▶ **The request**: Please copy the part of the data that opens with its first line and closes with the line containing "point-2010 bbox=[698, 493, 709, 504]", swapping "screenshot" for "image" and leaving everything else the same.

**** Raw data

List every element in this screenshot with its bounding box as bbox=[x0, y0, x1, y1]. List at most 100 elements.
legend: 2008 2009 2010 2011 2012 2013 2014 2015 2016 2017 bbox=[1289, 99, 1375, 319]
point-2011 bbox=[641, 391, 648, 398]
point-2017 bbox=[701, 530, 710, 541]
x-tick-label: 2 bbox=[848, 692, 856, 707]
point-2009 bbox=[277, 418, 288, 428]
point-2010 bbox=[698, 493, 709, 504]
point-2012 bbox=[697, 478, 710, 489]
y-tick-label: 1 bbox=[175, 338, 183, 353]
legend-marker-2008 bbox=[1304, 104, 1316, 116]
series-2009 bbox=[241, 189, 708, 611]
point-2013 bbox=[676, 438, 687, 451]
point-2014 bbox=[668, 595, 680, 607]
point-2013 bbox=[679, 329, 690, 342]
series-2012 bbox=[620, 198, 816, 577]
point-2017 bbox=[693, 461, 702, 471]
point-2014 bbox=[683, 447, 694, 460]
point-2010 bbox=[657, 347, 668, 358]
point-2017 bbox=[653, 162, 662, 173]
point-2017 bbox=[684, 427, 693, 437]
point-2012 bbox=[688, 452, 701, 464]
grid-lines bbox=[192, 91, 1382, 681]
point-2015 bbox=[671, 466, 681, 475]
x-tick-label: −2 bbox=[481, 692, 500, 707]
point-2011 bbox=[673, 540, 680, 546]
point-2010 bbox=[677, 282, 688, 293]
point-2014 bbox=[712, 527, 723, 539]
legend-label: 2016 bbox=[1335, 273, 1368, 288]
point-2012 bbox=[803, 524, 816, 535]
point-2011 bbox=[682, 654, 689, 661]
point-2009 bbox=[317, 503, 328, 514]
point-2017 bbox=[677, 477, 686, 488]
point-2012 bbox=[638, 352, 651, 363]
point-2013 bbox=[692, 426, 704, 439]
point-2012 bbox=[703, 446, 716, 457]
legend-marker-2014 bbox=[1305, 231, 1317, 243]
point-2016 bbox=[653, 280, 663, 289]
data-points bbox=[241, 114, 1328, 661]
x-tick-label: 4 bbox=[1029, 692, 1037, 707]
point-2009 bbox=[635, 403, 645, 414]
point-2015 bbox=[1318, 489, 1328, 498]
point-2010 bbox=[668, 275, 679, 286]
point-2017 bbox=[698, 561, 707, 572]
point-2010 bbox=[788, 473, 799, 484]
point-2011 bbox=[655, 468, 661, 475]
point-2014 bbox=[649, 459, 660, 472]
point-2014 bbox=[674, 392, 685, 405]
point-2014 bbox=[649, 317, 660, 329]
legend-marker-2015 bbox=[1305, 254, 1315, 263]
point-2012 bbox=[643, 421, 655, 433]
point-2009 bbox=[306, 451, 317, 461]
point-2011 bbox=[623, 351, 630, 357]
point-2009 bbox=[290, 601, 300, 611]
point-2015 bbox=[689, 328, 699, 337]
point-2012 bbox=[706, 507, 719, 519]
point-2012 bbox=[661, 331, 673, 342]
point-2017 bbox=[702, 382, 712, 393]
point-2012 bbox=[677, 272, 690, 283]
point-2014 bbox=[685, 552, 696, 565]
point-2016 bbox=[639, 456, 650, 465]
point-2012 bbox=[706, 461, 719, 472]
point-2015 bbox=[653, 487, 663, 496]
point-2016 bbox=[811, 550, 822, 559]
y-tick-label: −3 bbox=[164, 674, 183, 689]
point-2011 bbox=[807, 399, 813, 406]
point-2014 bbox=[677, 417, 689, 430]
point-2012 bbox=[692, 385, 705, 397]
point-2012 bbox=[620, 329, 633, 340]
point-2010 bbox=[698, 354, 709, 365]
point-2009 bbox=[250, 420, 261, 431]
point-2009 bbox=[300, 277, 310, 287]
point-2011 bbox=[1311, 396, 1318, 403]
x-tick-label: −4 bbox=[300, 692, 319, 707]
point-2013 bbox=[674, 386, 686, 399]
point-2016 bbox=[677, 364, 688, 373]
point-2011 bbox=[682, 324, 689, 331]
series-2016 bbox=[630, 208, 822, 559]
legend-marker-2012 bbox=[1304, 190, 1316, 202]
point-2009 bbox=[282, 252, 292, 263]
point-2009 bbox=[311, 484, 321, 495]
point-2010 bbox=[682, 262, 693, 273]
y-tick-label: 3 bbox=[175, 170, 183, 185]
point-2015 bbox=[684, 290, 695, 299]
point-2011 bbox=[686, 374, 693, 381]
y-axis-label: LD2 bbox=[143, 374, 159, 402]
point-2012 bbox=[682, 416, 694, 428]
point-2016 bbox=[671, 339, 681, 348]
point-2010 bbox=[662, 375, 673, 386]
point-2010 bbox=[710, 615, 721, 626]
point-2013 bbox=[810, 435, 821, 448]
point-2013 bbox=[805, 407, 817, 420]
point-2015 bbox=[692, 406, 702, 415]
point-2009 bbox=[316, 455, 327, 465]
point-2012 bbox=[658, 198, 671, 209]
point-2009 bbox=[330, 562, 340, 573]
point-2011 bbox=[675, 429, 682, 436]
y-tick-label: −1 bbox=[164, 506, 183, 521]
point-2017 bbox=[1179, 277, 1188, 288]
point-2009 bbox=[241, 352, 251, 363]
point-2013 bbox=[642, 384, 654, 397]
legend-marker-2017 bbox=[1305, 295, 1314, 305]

********

▶ **Full solution**:
List every element in this image with its bounding box as bbox=[x0, y0, x1, y1]. List at most 100 elements.
legend: 2008 2009 2010 2011 2012 2013 2014 2015 2016 2017 bbox=[1289, 99, 1375, 319]
point-2011 bbox=[641, 391, 648, 398]
point-2017 bbox=[701, 530, 710, 541]
x-tick-label: 2 bbox=[848, 692, 856, 707]
point-2009 bbox=[277, 418, 288, 428]
point-2010 bbox=[698, 493, 709, 504]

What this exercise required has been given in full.